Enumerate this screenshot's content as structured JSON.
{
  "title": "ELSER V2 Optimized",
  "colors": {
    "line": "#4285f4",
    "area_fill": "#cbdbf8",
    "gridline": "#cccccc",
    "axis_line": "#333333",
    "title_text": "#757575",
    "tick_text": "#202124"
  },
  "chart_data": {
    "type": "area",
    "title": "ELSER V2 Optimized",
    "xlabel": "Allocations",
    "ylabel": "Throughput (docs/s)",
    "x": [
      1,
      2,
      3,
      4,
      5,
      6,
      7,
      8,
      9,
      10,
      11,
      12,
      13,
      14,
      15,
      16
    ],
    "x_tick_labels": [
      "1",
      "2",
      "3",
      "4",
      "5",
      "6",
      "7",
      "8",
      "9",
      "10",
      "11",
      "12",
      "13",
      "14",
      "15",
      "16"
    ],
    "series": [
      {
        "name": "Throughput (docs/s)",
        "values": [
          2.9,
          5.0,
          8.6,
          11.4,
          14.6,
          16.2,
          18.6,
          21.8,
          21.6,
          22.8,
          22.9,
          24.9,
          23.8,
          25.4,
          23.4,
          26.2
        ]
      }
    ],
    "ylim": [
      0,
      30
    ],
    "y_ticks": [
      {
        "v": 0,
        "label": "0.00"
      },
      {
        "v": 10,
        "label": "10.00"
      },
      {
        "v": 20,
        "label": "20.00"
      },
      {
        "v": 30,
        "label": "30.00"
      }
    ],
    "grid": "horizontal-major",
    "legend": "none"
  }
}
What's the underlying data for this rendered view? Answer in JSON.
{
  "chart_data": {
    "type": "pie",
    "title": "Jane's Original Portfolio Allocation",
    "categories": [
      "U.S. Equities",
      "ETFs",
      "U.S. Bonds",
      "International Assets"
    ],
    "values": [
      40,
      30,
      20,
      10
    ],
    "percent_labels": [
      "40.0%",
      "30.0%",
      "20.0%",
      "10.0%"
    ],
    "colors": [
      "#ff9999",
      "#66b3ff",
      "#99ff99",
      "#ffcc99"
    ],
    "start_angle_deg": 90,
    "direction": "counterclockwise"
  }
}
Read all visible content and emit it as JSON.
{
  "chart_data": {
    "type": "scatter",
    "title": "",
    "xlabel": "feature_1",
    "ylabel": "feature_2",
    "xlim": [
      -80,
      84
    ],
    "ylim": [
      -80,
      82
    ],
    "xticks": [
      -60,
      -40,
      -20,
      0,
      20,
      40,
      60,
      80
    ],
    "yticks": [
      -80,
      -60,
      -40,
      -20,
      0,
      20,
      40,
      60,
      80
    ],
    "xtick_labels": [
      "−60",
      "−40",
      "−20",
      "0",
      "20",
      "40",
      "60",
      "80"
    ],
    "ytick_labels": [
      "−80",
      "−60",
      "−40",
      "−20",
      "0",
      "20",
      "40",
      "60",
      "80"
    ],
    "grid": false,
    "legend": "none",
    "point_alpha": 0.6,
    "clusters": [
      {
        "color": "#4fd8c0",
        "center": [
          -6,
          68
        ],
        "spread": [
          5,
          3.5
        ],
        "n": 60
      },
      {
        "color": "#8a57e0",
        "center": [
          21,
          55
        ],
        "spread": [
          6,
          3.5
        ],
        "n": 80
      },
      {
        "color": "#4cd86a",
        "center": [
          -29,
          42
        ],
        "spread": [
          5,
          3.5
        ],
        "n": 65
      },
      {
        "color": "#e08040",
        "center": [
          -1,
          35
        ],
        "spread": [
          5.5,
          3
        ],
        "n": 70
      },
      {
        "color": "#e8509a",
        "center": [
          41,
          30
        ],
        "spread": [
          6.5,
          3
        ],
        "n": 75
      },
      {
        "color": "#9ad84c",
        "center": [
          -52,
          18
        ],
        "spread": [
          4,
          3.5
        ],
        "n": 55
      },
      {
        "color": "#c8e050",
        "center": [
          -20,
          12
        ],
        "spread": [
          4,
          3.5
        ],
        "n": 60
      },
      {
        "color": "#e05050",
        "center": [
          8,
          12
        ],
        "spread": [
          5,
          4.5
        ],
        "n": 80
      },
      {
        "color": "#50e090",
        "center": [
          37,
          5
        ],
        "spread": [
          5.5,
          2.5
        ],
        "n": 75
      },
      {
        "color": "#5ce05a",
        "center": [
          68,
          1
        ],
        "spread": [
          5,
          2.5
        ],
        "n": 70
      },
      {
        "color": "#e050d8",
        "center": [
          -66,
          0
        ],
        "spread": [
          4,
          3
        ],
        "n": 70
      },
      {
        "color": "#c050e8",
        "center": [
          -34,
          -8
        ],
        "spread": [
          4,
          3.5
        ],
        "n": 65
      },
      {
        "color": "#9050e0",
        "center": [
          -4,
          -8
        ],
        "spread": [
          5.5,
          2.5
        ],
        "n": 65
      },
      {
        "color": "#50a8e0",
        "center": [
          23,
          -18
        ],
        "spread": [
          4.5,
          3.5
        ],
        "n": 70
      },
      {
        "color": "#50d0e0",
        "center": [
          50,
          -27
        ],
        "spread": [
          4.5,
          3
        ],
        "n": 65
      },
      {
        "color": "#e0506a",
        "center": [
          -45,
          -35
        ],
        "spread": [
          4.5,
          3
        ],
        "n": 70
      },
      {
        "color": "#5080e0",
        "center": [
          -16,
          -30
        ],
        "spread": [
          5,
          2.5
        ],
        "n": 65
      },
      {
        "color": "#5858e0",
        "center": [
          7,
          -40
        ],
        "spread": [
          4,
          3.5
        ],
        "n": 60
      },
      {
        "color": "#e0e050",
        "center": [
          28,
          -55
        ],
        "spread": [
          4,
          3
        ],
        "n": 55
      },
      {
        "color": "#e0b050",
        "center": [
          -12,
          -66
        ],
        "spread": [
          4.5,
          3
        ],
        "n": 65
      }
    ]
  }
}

• Given problem
Please output every record, keeping each line exact.

• Solution
Enumerate this screenshot's content as structured JSON.
{
  "title": "ELSER V2 Optimized",
  "colors": {
    "line": "#4285f4",
    "area_fill": "#cbdbf8",
    "gridline": "#cccccc",
    "axis_line": "#333333",
    "title_text": "#757575",
    "tick_text": "#202124"
  },
  "chart_data": {
    "type": "area",
    "title": "ELSER V2 Optimized",
    "xlabel": "Allocations",
    "ylabel": "Throughput (docs/s)",
    "x": [
      1,
      2,
      3,
      4,
      5,
      6,
      7,
      8,
      9,
      10,
      11,
      12,
      13,
      14,
      15,
      16
    ],
    "x_tick_labels": [
      "1",
      "2",
      "3",
      "4",
      "5",
      "6",
      "7",
      "8",
      "9",
      "10",
      "11",
      "12",
      "13",
      "14",
      "15",
      "16"
    ],
    "series": [
      {
        "name": "Throughput (docs/s)",
        "values": [
          2.9,
          5.0,
          8.6,
          11.4,
          14.6,
          16.2,
          18.6,
          21.8,
          21.6,
          22.8,
          22.9,
          24.9,
          23.8,
          25.4,
          23.4,
          26.2
        ]
      }
    ],
    "ylim": [
      0,
      30
    ],
    "y_ticks": [
      {
        "v": 0,
        "label": "0.00"
      },
      {
        "v": 10,
        "label": "10.00"
      },
      {
        "v": 20,
        "label": "20.00"
      },
      {
        "v": 30,
        "label": "30.00"
      }
    ],
    "grid": "horizontal-major",
    "legend": "none"
  }
}
What's the underlying data for this rendered view? Answer in JSON.
{
  "chart_data": {
    "type": "pie",
    "title": "Jane's Original Portfolio Allocation",
    "categories": [
      "U.S. Equities",
      "ETFs",
      "U.S. Bonds",
      "International Assets"
    ],
    "values": [
      40,
      30,
      20,
      10
    ],
    "percent_labels": [
      "40.0%",
      "30.0%",
      "20.0%",
      "10.0%"
    ],
    "colors": [
      "#ff9999",
      "#66b3ff",
      "#99ff99",
      "#ffcc99"
    ],
    "start_angle_deg": 90,
    "direction": "counterclockwise"
  }
}
Read all visible content and emit it as JSON.
{
  "chart_data": {
    "type": "scatter",
    "title": "",
    "xlabel": "feature_1",
    "ylabel": "feature_2",
    "xlim": [
      -80,
      84
    ],
    "ylim": [
      -80,
      82
    ],
    "xticks": [
      -60,
      -40,
      -20,
      0,
      20,
      40,
      60,
      80
    ],
    "yticks": [
      -80,
      -60,
      -40,
      -20,
      0,
      20,
      40,
      60,
      80
    ],
    "xtick_labels": [
      "−60",
      "−40",
      "−20",
      "0",
      "20",
      "40",
      "60",
      "80"
    ],
    "ytick_labels": [
      "−80",
      "−60",
      "−40",
      "−20",
      "0",
      "20",
      "40",
      "60",
      "80"
    ],
    "grid": false,
    "legend": "none",
    "point_alpha": 0.6,
    "clusters": [
      {
        "color": "#4fd8c0",
        "center": [
          -6,
          68
        ],
        "spread": [
          5,
          3.5
        ],
        "n": 60
      },
      {
        "color": "#8a57e0",
        "center": [
          21,
          55
        ],
        "spread": [
          6,
          3.5
        ],
        "n": 80
      },
      {
        "color": "#4cd86a",
        "center": [
          -29,
          42
        ],
        "spread": [
          5,
          3.5
        ],
        "n": 65
      },
      {
        "color": "#e08040",
        "center": [
          -1,
          35
        ],
        "spread": [
          5.5,
          3
        ],
        "n": 70
      },
      {
        "color": "#e8509a",
        "center": [
          41,
          30
        ],
        "spread": [
          6.5,
          3
        ],
        "n": 75
      },
      {
        "color": "#9ad84c",
        "center": [
          -52,
          18
        ],
        "spread": [
          4,
          3.5
        ],
        "n": 55
      },
      {
        "color": "#c8e050",
        "center": [
          -20,
          12
        ],
        "spread": [
          4,
          3.5
        ],
        "n": 60
      },
      {
        "color": "#e05050",
        "center": [
          8,
          12
        ],
        "spread": [
          5,
          4.5
        ],
        "n": 80
      },
      {
        "color": "#50e090",
        "center": [
          37,
          5
        ],
        "spread": [
          5.5,
          2.5
        ],
        "n": 75
      },
      {
        "color": "#5ce05a",
        "center": [
          68,
          1
        ],
        "spread": [
          5,
          2.5
        ],
        "n": 70
      },
      {
        "color": "#e050d8",
        "center": [
          -66,
          0
        ],
        "spread": [
          4,
          3
        ],
        "n": 70
      },
      {
        "color": "#c050e8",
        "center": [
          -34,
          -8
        ],
        "spread": [
          4,
          3.5
        ],
        "n": 65
      },
      {
        "color": "#9050e0",
        "center": [
          -4,
          -8
        ],
        "spread": [
          5.5,
          2.5
        ],
        "n": 65
      },
      {
        "color": "#50a8e0",
        "center": [
          23,
          -18
        ],
        "spread": [
          4.5,
          3.5
        ],
        "n": 70
      },
      {
        "color": "#50d0e0",
        "center": [
          50,
          -27
        ],
        "spread": [
          4.5,
          3
        ],
        "n": 65
      },
      {
        "color": "#e0506a",
        "center": [
          -45,
          -35
        ],
        "spread": [
          4.5,
          3
        ],
        "n": 70
      },
      {
        "color": "#5080e0",
        "center": [
          -16,
          -30
        ],
        "spread": [
          5,
          2.5
        ],
        "n": 65
      },
      {
        "color": "#5858e0",
        "center": [
          7,
          -40
        ],
        "spread": [
          4,
          3.5
        ],
        "n": 60
      },
      {
        "color": "#e0e050",
        "center": [
          28,
          -55
        ],
        "spread": [
          4,
          3
        ],
        "n": 55
      },
      {
        "color": "#e0b050",
        "center": [
          -12,
          -66
        ],
        "spread": [
          4.5,
          3
        ],
        "n": 65
      }
    ]
  }
}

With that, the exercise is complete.